### [ÉNONCÉ]
Mettez sous forme de liste numérotée les lignes des enregistrements ci-dessous, du début jusqu'à la ligne contenant "- message-line: [530, 292, 980, 293]", celle-ci comprise. Omettez les lignes vides.

### [DONNÉES DE L'EXERCICE]
+ + + +
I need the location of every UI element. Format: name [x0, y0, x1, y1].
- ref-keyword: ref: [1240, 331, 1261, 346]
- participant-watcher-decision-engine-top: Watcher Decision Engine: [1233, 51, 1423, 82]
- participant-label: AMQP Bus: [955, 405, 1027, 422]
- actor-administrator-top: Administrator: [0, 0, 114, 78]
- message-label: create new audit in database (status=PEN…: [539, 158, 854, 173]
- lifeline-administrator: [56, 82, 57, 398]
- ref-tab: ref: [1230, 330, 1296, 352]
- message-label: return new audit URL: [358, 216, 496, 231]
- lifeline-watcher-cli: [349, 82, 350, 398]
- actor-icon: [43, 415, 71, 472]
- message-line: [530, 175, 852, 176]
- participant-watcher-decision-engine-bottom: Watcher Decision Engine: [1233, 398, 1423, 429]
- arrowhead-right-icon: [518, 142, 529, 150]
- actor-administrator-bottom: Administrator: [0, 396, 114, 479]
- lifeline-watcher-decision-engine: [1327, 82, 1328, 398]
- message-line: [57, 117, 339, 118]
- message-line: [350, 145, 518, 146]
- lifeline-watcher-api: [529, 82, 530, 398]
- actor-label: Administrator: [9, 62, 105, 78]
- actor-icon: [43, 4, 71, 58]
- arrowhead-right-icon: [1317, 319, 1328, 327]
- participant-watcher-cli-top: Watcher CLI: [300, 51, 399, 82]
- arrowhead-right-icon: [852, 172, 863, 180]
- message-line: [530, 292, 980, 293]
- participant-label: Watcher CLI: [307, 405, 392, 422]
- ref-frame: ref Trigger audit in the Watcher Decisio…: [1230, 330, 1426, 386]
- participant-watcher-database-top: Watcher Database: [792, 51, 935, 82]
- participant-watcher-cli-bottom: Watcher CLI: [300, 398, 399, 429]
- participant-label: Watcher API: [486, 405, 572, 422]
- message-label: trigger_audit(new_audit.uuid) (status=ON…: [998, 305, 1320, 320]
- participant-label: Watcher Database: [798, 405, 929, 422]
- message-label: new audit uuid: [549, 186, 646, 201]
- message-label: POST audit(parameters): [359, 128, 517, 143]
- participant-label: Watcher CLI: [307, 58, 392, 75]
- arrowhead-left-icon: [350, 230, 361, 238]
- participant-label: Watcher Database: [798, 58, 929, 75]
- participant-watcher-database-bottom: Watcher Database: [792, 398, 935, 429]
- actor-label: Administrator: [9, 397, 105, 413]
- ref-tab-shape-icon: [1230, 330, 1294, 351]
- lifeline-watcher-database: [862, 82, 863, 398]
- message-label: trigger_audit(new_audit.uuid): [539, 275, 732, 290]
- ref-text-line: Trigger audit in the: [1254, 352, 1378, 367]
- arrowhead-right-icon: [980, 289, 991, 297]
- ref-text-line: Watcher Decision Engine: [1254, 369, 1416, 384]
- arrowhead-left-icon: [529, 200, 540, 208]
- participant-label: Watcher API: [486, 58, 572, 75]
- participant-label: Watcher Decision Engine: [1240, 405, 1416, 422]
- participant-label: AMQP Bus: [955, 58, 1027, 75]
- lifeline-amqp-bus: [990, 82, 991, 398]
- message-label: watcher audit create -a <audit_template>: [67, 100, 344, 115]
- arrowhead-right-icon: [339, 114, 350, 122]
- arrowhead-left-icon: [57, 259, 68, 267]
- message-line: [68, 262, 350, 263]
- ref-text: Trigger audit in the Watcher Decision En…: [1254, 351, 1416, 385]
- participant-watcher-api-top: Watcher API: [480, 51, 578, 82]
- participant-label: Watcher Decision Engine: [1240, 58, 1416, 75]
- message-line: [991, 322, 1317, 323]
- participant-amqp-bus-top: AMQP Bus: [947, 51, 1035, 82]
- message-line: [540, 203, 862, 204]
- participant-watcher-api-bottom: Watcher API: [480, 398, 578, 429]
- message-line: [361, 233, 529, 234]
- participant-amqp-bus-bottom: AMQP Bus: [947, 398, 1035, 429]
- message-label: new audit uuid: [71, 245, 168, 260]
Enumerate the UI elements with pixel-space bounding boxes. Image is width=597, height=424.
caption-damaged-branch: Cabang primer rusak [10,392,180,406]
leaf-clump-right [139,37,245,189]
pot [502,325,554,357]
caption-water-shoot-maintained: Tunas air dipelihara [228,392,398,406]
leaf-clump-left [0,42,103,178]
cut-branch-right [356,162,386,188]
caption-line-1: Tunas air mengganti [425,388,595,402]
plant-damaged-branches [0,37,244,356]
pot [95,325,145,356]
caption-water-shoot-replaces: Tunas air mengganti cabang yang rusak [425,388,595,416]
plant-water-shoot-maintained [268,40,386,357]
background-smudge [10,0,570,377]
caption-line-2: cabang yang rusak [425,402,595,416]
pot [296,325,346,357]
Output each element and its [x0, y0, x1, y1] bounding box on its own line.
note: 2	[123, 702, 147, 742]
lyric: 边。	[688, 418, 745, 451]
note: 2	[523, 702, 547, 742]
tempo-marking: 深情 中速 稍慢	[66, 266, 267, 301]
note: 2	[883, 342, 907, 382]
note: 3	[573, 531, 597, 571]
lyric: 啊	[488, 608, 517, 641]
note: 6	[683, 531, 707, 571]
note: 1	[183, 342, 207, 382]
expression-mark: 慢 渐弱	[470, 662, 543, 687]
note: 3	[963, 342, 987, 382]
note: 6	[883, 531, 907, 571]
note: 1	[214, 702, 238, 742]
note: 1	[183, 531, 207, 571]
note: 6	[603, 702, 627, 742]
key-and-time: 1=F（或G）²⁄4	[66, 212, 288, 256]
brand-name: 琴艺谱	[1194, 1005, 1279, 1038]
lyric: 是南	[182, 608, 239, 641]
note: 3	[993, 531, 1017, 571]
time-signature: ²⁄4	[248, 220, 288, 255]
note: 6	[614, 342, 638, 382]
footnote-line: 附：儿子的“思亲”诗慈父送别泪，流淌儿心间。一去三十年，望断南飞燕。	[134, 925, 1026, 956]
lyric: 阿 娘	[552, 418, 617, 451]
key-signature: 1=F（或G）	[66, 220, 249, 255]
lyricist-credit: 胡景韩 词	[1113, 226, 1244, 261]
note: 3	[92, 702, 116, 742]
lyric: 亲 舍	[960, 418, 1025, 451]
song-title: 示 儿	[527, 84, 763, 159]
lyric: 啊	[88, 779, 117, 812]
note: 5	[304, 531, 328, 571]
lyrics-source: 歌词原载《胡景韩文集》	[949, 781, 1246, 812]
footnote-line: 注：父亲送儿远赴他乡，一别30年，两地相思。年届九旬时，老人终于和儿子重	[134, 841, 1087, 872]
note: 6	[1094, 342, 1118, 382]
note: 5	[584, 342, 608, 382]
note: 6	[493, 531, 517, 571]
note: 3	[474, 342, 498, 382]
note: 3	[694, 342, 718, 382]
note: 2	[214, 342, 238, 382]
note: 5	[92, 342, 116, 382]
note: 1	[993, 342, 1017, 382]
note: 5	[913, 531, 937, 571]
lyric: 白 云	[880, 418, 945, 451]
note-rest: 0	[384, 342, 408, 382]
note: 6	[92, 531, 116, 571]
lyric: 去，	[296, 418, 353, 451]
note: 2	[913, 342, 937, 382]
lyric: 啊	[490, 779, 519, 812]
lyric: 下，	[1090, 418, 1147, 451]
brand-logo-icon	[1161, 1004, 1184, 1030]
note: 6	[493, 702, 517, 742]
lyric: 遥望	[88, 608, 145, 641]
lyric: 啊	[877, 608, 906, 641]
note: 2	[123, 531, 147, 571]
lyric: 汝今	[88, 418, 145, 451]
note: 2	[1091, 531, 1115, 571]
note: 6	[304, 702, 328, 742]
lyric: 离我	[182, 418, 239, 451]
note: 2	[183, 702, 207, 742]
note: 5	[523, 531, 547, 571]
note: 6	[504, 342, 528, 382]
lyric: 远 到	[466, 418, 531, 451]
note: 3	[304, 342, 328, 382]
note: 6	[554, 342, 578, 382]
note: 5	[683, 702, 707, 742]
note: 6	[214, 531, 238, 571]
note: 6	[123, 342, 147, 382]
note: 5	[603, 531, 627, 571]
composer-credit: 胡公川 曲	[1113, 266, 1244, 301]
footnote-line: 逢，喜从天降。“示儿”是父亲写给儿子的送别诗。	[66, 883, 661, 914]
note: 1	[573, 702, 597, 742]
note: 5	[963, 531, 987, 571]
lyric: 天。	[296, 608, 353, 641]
+ + + +
### [RÉPONSE]
1. I need the location of every UI element. Format: name [x0, y0, x1, y1].
2. - ref-keyword: ref: [1240, 331, 1261, 346]
3. - participant-watcher-decision-engine-top: Watcher Decision Engine: [1233, 51, 1423, 82]
4. - participant-label: AMQP Bus: [955, 405, 1027, 422]
5. - actor-administrator-top: Administrator: [0, 0, 114, 78]
6. - message-label: create new audit in database (status=PEN…: [539, 158, 854, 173]
7. - lifeline-administrator: [56, 82, 57, 398]
8. - ref-tab: ref: [1230, 330, 1296, 352]
9. - message-label: return new audit URL: [358, 216, 496, 231]
10. - lifeline-watcher-cli: [349, 82, 350, 398]
11. - actor-icon: [43, 415, 71, 472]
12. - message-line: [530, 175, 852, 176]
13. - participant-watcher-decision-engine-bottom: Watcher Decision Engine: [1233, 398, 1423, 429]
14. - arrowhead-right-icon: [518, 142, 529, 150]
15. - actor-administrator-bottom: Administrator: [0, 396, 114, 479]
16. - lifeline-watcher-decision-engine: [1327, 82, 1328, 398]
17. - message-line: [57, 117, 339, 118]
18. - message-line: [350, 145, 518, 146]
19. - lifeline-watcher-api: [529, 82, 530, 398]
20. - actor-label: Administrator: [9, 62, 105, 78]
21. - actor-icon: [43, 4, 71, 58]
22. - arrowhead-right-icon: [1317, 319, 1328, 327]
23. - participant-watcher-cli-top: Watcher CLI: [300, 51, 399, 82]
24. - arrowhead-right-icon: [852, 172, 863, 180]
25. - message-line: [530, 292, 980, 293]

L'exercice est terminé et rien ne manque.